> Objective:
Copy every line that mentions the word "neutralPeak".

> Data to use:
********************

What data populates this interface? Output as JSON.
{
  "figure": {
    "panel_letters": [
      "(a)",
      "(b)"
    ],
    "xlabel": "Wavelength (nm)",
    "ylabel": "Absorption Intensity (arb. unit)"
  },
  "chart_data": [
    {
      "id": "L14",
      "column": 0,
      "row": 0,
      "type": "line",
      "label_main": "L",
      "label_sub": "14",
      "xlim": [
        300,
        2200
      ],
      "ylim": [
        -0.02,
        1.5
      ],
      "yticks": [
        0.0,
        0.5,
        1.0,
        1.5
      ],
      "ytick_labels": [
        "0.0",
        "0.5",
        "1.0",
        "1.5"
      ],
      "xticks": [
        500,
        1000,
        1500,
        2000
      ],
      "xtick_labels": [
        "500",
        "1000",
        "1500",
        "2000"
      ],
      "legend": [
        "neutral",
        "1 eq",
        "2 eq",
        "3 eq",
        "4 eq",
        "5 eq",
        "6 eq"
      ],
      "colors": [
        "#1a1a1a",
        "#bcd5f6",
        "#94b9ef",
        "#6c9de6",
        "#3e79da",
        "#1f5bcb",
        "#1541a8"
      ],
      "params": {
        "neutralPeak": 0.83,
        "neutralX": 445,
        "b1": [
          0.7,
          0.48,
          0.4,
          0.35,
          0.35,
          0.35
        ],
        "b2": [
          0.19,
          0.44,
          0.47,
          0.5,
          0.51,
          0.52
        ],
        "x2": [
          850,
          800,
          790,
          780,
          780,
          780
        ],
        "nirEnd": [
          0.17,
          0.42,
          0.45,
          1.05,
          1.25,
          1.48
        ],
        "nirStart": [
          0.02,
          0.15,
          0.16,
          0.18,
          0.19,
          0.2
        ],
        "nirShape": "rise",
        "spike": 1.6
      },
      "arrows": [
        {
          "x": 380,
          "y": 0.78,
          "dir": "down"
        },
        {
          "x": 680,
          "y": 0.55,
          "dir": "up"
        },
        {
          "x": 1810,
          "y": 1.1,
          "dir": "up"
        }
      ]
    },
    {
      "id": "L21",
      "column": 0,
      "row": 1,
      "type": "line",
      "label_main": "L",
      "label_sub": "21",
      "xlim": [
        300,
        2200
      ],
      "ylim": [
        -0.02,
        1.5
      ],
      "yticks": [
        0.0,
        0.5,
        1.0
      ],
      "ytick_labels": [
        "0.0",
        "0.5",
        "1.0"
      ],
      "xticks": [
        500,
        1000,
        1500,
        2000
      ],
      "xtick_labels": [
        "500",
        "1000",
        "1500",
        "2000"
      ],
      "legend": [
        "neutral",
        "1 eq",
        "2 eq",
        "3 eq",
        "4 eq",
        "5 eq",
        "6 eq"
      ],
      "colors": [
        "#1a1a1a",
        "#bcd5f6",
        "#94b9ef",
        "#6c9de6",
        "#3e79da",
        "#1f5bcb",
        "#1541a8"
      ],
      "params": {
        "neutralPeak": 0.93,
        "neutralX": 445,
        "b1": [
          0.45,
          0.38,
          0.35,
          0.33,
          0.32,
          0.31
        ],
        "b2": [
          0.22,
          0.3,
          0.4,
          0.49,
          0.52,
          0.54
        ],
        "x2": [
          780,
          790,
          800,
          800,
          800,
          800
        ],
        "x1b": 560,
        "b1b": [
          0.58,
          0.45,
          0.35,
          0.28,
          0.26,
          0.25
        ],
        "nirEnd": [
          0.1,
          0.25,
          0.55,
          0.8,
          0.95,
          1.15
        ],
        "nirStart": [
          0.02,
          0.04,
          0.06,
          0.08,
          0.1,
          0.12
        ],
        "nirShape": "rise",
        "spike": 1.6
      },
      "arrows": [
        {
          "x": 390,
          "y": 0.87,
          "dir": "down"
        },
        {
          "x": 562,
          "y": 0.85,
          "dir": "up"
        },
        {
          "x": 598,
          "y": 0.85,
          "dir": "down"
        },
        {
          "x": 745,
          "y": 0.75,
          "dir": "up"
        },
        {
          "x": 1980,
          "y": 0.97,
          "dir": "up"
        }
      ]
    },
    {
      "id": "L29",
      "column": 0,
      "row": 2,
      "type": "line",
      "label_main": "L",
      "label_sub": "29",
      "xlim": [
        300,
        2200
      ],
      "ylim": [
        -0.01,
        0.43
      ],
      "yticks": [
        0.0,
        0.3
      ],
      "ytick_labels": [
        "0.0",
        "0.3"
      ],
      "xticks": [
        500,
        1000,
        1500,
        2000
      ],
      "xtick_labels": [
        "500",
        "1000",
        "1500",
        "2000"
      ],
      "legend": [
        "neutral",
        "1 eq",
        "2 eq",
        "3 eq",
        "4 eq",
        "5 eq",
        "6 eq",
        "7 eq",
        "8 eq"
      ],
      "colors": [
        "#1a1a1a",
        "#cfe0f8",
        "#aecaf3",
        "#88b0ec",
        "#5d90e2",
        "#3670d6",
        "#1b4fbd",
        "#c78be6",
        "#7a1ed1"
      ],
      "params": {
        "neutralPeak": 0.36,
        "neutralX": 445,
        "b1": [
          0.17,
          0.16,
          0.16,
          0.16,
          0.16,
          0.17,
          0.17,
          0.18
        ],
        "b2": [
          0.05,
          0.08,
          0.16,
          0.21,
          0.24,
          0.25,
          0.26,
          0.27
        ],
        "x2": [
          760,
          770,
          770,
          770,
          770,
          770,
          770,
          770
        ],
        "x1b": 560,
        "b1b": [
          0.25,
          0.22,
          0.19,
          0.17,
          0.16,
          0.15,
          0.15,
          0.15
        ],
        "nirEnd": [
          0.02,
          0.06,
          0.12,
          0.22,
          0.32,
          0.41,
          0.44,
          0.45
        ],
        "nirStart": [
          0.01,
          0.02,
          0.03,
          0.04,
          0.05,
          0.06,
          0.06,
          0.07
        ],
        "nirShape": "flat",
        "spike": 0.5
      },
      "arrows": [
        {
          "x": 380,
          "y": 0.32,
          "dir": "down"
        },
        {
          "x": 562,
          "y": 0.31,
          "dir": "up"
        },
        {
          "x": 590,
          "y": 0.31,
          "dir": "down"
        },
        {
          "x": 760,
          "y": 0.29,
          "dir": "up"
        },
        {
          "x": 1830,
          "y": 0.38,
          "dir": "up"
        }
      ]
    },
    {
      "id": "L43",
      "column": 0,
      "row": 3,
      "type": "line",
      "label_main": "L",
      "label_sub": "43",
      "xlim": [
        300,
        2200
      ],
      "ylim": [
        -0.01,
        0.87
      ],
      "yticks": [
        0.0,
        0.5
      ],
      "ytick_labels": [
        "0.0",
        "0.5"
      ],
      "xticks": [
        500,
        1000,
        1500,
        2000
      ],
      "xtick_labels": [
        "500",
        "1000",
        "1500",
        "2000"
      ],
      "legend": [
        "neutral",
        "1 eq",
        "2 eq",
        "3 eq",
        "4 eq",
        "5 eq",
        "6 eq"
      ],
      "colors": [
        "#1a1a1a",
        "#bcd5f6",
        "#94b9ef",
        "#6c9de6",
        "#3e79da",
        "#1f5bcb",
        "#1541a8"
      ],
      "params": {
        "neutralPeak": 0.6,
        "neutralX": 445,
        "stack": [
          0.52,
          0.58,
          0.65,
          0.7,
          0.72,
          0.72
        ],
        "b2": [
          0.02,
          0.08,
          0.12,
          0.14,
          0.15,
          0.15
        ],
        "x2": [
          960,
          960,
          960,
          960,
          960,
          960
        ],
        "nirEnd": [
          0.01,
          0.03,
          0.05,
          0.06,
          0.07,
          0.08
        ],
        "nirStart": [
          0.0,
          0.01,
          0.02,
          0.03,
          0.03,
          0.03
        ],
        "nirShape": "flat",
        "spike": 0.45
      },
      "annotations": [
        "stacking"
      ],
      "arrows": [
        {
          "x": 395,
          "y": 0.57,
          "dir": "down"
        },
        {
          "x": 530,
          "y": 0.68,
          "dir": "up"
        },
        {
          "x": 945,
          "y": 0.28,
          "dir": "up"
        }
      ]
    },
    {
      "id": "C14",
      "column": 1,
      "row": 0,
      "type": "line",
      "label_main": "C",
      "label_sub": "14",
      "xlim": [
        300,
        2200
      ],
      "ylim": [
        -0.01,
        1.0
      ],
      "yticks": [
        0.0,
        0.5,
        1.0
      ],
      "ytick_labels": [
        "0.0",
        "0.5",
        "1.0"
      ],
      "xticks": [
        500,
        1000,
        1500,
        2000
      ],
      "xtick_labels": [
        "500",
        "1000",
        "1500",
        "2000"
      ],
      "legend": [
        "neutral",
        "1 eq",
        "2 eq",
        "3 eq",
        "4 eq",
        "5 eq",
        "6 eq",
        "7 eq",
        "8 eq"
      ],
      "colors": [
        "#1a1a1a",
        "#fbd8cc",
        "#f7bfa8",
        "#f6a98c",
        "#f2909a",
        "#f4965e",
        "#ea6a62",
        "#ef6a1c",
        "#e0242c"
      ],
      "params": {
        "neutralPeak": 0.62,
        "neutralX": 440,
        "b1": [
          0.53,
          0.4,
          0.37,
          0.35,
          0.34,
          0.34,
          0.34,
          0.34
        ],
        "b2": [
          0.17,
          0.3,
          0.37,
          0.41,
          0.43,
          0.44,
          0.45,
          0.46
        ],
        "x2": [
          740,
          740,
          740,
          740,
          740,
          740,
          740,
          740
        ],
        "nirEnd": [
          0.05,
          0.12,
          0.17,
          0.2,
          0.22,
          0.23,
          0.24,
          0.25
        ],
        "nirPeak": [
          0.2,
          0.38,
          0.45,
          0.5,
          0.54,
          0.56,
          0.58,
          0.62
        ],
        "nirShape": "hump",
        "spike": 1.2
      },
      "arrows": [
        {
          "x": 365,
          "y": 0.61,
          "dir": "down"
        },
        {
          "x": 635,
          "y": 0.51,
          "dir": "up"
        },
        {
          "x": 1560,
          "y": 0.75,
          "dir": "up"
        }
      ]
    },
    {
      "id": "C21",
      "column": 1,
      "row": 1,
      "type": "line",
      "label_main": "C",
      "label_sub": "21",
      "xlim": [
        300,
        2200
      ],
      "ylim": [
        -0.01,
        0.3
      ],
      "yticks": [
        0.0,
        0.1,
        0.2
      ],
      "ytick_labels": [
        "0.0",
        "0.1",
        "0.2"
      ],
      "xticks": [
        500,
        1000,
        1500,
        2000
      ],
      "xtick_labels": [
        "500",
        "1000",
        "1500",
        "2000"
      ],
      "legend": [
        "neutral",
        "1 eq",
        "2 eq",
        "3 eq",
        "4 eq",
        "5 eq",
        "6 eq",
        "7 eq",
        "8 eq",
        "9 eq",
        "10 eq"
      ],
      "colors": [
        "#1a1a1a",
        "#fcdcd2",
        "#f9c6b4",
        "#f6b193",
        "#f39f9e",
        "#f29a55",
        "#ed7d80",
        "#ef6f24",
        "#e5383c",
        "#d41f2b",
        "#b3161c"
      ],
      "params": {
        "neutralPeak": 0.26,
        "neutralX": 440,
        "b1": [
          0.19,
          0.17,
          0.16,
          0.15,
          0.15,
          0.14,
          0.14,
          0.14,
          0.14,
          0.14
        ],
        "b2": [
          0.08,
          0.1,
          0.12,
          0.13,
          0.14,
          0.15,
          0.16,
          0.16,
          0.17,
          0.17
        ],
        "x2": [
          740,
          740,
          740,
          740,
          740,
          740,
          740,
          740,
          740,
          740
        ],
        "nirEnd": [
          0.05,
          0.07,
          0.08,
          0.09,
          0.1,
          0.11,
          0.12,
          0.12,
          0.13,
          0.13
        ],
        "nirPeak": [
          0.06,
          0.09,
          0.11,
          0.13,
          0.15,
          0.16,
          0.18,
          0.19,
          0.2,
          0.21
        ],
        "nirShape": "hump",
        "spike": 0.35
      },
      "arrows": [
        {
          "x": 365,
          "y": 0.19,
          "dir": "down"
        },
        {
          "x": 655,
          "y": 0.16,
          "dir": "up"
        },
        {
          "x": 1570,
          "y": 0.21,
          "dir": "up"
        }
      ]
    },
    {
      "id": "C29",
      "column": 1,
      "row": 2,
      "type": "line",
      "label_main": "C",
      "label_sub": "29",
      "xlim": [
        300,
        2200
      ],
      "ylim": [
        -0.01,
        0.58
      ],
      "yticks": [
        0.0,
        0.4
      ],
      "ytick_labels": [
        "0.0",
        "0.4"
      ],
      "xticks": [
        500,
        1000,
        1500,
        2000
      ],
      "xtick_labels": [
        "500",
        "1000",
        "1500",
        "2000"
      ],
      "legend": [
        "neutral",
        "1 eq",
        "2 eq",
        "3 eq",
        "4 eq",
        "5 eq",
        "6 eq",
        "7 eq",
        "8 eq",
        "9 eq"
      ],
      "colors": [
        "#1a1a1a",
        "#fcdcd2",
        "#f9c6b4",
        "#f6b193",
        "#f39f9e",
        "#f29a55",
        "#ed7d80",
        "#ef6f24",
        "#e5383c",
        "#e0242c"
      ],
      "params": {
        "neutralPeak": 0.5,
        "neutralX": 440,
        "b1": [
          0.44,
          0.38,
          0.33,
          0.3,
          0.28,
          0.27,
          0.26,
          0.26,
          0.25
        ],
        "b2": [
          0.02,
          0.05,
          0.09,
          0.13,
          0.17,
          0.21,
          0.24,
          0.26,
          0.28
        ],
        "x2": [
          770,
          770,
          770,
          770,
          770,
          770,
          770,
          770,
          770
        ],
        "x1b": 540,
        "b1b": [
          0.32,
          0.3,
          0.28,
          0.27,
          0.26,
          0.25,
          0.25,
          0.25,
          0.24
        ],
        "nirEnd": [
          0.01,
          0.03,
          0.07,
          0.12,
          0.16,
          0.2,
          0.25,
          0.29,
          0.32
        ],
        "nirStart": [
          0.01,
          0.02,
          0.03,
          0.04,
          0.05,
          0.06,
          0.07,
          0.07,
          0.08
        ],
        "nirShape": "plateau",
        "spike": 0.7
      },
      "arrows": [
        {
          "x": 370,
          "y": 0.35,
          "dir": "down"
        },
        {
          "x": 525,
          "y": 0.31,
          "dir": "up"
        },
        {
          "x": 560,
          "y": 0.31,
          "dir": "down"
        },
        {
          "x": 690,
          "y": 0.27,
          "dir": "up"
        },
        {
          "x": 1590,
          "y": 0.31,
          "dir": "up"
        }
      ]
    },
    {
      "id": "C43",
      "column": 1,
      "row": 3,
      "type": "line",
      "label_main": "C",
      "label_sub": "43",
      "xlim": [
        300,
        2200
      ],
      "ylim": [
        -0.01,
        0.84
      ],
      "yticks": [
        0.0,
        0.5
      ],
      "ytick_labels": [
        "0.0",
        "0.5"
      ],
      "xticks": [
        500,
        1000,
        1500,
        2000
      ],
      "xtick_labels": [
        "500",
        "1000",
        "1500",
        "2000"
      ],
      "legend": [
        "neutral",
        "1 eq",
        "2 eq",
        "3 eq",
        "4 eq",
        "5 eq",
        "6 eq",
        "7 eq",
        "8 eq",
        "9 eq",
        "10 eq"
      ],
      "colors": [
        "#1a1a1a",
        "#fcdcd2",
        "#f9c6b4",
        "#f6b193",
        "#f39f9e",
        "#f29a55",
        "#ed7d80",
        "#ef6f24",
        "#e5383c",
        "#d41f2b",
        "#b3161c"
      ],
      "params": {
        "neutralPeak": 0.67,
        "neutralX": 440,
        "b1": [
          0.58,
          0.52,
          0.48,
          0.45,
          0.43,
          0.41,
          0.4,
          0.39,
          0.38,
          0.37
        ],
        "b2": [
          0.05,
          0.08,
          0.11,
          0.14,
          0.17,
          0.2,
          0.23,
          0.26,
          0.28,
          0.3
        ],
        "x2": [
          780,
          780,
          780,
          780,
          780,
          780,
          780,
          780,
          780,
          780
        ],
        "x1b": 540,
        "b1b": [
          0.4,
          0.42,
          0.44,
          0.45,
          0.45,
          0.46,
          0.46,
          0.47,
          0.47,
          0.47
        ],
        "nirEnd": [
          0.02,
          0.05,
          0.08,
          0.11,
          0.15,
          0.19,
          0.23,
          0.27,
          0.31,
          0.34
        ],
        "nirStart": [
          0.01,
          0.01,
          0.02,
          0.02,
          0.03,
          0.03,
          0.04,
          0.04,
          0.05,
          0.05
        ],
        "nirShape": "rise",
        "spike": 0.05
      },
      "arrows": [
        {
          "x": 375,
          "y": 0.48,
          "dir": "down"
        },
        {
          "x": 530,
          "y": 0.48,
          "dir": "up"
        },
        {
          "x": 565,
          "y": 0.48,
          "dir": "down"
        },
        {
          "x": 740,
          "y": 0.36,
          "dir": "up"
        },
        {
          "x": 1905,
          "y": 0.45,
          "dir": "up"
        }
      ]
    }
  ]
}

********************

> Result for this task:
        "neutralPeak": 0.83,
        "neutralPeak": 0.93,
        "neutralPeak": 0.36,
        "neutralPeak": 0.6,
        "neutralPeak": 0.62,
        "neutralPeak": 0.26,
        "neutralPeak": 0.5,
        "neutralPeak": 0.67,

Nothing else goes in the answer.